Records.
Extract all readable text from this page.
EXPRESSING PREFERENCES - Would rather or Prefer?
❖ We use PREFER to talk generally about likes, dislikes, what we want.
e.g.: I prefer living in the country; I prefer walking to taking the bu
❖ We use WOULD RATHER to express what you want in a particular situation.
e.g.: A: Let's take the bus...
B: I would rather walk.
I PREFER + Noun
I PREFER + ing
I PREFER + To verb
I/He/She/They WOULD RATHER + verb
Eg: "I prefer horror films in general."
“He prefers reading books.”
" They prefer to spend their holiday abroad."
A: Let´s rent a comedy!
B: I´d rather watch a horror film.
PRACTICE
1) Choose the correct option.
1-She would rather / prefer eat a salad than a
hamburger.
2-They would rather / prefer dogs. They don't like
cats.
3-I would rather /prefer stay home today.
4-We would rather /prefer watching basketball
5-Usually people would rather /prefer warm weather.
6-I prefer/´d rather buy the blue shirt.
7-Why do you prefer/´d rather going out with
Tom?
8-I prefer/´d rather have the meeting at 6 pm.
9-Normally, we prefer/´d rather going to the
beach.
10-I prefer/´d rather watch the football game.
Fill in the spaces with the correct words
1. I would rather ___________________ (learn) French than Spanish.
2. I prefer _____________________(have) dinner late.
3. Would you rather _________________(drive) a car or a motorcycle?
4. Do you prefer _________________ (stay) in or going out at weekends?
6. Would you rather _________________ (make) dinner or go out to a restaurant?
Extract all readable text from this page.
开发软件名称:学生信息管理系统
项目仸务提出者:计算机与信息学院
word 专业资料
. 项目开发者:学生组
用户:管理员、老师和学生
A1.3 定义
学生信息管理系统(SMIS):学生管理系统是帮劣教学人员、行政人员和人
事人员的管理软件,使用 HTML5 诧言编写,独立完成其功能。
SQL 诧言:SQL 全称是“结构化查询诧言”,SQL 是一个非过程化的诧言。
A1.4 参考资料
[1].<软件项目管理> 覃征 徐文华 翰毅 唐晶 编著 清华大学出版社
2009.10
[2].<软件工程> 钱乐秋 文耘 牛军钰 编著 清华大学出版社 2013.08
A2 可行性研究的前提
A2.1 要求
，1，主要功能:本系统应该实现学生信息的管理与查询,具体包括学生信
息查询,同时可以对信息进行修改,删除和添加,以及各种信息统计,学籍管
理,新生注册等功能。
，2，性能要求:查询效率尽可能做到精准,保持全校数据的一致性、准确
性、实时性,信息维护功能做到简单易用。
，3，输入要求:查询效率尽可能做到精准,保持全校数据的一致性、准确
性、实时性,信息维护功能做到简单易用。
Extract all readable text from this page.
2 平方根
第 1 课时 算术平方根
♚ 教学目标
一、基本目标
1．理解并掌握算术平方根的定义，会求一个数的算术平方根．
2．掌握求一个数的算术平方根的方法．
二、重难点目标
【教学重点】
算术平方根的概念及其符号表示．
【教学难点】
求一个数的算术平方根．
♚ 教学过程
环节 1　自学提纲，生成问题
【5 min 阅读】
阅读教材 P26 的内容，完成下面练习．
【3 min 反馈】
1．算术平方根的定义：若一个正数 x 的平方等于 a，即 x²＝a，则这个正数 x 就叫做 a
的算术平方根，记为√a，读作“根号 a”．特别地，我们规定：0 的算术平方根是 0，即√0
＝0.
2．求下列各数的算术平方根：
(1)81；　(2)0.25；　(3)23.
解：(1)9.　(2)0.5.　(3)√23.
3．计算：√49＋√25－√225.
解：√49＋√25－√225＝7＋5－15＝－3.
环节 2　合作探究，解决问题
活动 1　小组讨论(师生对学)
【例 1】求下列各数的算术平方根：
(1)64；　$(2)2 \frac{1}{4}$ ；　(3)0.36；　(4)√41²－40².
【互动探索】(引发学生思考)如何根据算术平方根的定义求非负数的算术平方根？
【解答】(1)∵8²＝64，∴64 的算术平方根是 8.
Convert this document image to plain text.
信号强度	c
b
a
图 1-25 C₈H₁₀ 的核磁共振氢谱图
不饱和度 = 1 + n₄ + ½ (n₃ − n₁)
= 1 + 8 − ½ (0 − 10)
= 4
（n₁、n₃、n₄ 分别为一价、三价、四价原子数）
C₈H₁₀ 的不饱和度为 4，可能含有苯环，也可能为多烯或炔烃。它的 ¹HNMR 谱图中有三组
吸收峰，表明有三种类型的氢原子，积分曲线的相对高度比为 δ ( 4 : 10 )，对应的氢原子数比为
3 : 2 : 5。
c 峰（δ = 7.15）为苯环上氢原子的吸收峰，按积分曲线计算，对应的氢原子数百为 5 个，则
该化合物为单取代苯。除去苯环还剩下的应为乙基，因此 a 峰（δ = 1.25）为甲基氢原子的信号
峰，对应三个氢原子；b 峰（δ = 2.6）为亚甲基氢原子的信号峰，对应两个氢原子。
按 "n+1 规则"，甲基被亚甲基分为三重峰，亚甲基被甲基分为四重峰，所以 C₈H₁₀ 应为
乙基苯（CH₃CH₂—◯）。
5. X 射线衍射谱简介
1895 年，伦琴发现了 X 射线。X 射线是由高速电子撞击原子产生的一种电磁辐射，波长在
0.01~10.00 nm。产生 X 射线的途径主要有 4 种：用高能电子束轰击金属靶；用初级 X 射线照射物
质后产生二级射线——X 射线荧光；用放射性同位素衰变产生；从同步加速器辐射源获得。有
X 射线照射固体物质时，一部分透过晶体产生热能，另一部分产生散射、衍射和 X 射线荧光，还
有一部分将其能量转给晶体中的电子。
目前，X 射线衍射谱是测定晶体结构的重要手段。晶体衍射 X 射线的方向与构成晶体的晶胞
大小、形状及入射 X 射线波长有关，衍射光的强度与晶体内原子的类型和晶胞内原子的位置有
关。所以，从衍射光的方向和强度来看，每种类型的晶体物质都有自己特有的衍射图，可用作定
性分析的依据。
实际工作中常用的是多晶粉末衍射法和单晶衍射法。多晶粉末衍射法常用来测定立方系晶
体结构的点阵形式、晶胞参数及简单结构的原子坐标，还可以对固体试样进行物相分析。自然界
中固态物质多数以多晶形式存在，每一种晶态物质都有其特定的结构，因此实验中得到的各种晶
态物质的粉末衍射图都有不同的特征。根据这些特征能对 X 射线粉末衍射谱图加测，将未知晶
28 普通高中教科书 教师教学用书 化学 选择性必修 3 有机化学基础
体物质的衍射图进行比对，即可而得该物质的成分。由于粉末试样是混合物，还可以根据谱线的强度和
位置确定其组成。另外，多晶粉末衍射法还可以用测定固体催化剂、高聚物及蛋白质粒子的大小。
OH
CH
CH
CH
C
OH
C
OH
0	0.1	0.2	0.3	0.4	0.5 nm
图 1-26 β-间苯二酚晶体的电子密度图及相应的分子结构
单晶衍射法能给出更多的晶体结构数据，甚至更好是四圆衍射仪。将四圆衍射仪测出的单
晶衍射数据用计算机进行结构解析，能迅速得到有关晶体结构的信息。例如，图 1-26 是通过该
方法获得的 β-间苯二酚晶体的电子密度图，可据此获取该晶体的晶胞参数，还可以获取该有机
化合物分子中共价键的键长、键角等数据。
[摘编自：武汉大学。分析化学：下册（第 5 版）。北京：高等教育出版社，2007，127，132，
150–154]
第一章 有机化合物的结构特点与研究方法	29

Aim of the task. Locate the lines above that contain "They" and copy them.

Exercise solution.
I/He/She/They WOULD RATHER + verb
" They prefer to spend their holiday abroad."
2-They would rather / prefer dogs. They don't like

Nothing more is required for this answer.